*Exercise directions*. Word for word, repeat the entries, minus the pictures.

*Supplied information*.

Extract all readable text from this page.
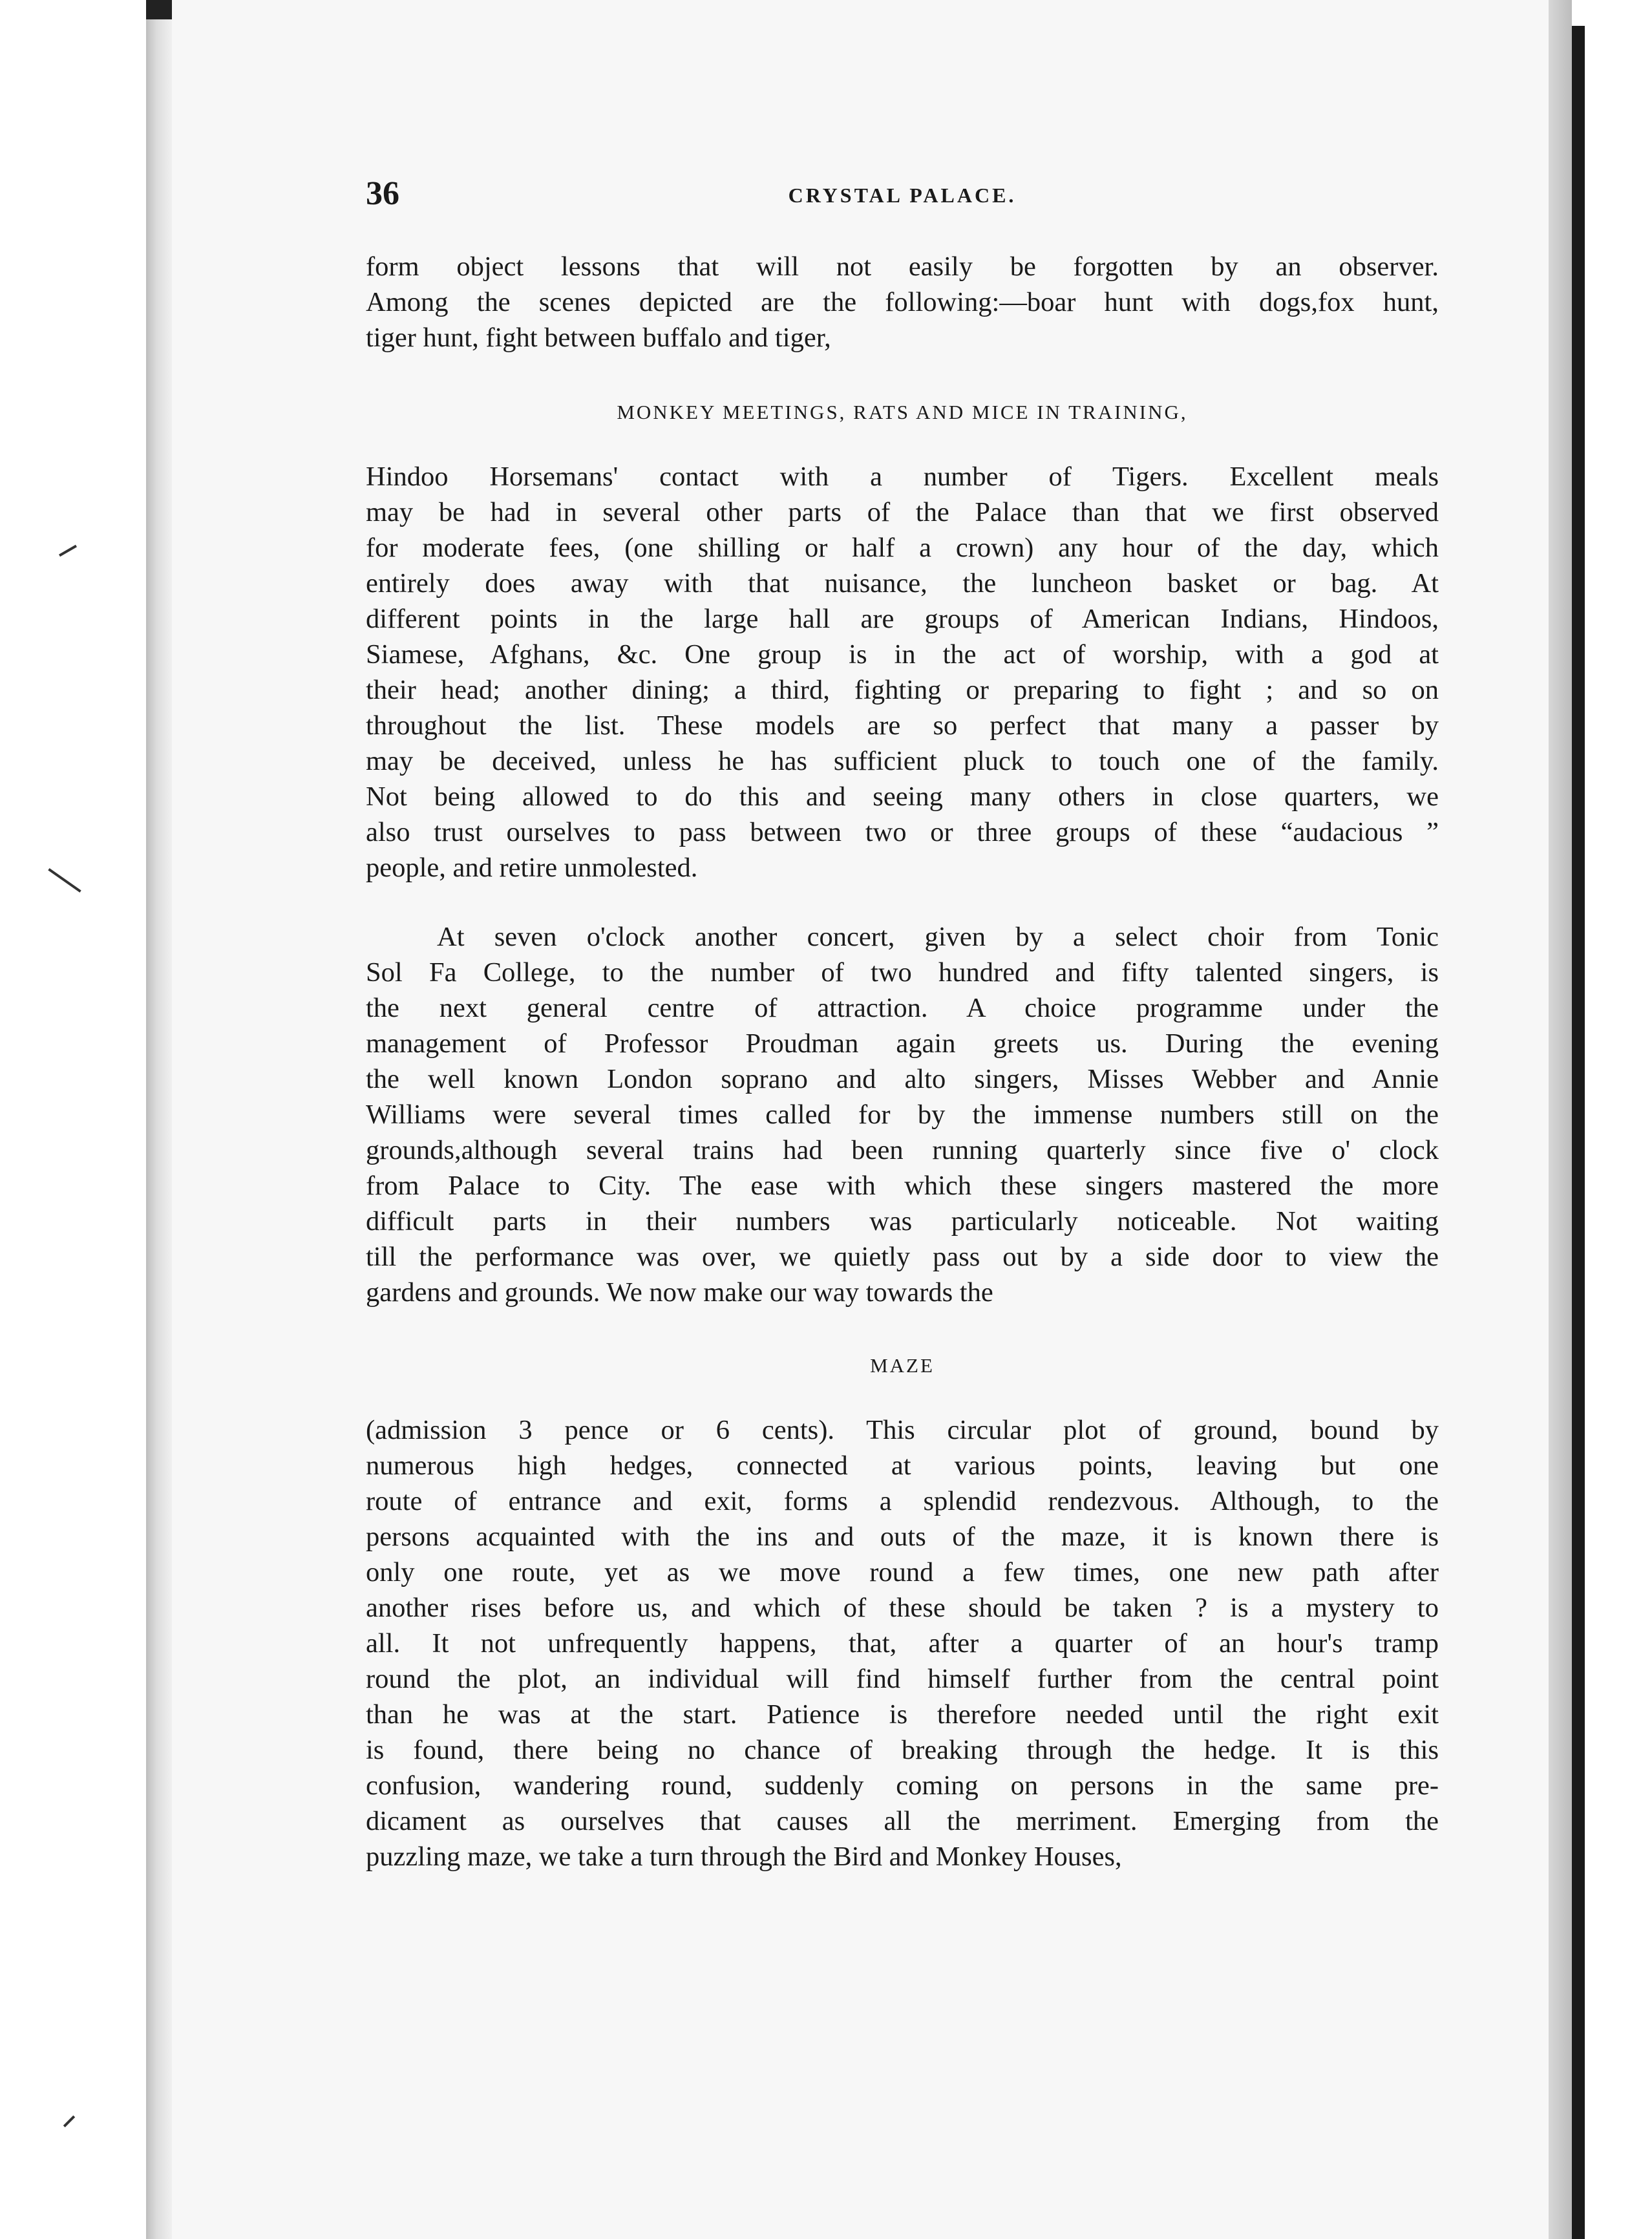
36	CRYSTAL PALACE.
form object lessons that will not easily be forgotten by an observer.
Among the scenes depicted are the following:—boar hunt with dogs,fox hunt,
tiger hunt, fight between buffalo and tiger,
MONKEY MEETINGS, RATS AND MICE IN TRAINING,
Hindoo Horsemans' contact with a number of Tigers. Excellent meals
may be had in several other parts of the Palace than that we first observed
for moderate fees, (one shilling or half a crown) any hour of the day, which
entirely does away with that nuisance, the luncheon basket or bag. At
different points in the large hall are groups of American Indians, Hindoos,
Siamese, Afghans, &c. One group is in the act of worship, with a god at
their head; another dining; a third, fighting or preparing to fight ; and so on
throughout the list. These models are so perfect that many a passer by
may be deceived, unless he has sufficient pluck to touch one of the family.
Not being allowed to do this and seeing many others in close quarters, we
also trust ourselves to pass between two or three groups of these “audacious ”
people, and retire unmolested.
At seven o'clock another concert, given by a select choir from Tonic
Sol Fa College, to the number of two hundred and fifty talented singers, is
the next general centre of attraction. A choice programme under the
management of Professor Proudman again greets us. During the evening
the well known London soprano and alto singers, Misses Webber and Annie
Williams were several times called for by the immense numbers still on the
grounds,although several trains had been running quarterly since five o' clock
from Palace to City. The ease with which these singers mastered the more
difficult parts in their numbers was particularly noticeable. Not waiting
till the performance was over, we quietly pass out by a side door to view the
gardens and grounds. We now make our way towards the
MAZE
(admission 3 pence or 6 cents). This circular plot of ground, bound by
numerous high hedges, connected at various points, leaving but one
route of entrance and exit, forms a splendid rendezvous. Although, to the
persons acquainted with the ins and outs of the maze, it is known there is
only one route, yet as we move round a few times, one new path after
another rises before us, and which of these should be taken ? is a mystery to
all. It not unfrequently happens, that, after a quarter of an hour's tramp
round the plot, an individual will find himself further from the central point
than he was at the start. Patience is therefore needed until the right exit
is found, there being no chance of breaking through the hedge. It is this
confusion, wandering round, suddenly coming on persons in the same pre-
dicament as ourselves that causes all the merriment. Emerging from the
puzzling maze, we take a turn through the Bird and Monkey Houses,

*The solution*.
Extract all readable text from this page.
36	CRYSTAL PALACE.
form object lessons that will not easily be forgotten by an observer.
Among the scenes depicted are the following:—boar hunt with dogs,fox hunt,
tiger hunt, fight between buffalo and tiger,
MONKEY MEETINGS, RATS AND MICE IN TRAINING,
Hindoo Horsemans' contact with a number of Tigers. Excellent meals
may be had in several other parts of the Palace than that we first observed
for moderate fees, (one shilling or half a crown) any hour of the day, which
entirely does away with that nuisance, the luncheon basket or bag. At
different points in the large hall are groups of American Indians, Hindoos,
Siamese, Afghans, &c. One group is in the act of worship, with a god at
their head; another dining; a third, fighting or preparing to fight ; and so on
throughout the list. These models are so perfect that many a passer by
may be deceived, unless he has sufficient pluck to touch one of the family.
Not being allowed to do this and seeing many others in close quarters, we
also trust ourselves to pass between two or three groups of these “audacious ”
people, and retire unmolested.
At seven o'clock another concert, given by a select choir from Tonic
Sol Fa College, to the number of two hundred and fifty talented singers, is
the next general centre of attraction. A choice programme under the
management of Professor Proudman again greets us. During the evening
the well known London soprano and alto singers, Misses Webber and Annie
Williams were several times called for by the immense numbers still on the
grounds,although several trains had been running quarterly since five o' clock
from Palace to City. The ease with which these singers mastered the more
difficult parts in their numbers was particularly noticeable. Not waiting
till the performance was over, we quietly pass out by a side door to view the
gardens and grounds. We now make our way towards the
MAZE
(admission 3 pence or 6 cents). This circular plot of ground, bound by
numerous high hedges, connected at various points, leaving but one
route of entrance and exit, forms a splendid rendezvous. Although, to the
persons acquainted with the ins and outs of the maze, it is known there is
only one route, yet as we move round a few times, one new path after
another rises before us, and which of these should be taken ? is a mystery to
all. It not unfrequently happens, that, after a quarter of an hour's tramp
round the plot, an individual will find himself further from the central point
than he was at the start. Patience is therefore needed until the right exit
is found, there being no chance of breaking through the hedge. It is this
confusion, wandering round, suddenly coming on persons in the same pre-
dicament as ourselves that causes all the merriment. Emerging from the
puzzling maze, we take a turn through the Bird and Monkey Houses,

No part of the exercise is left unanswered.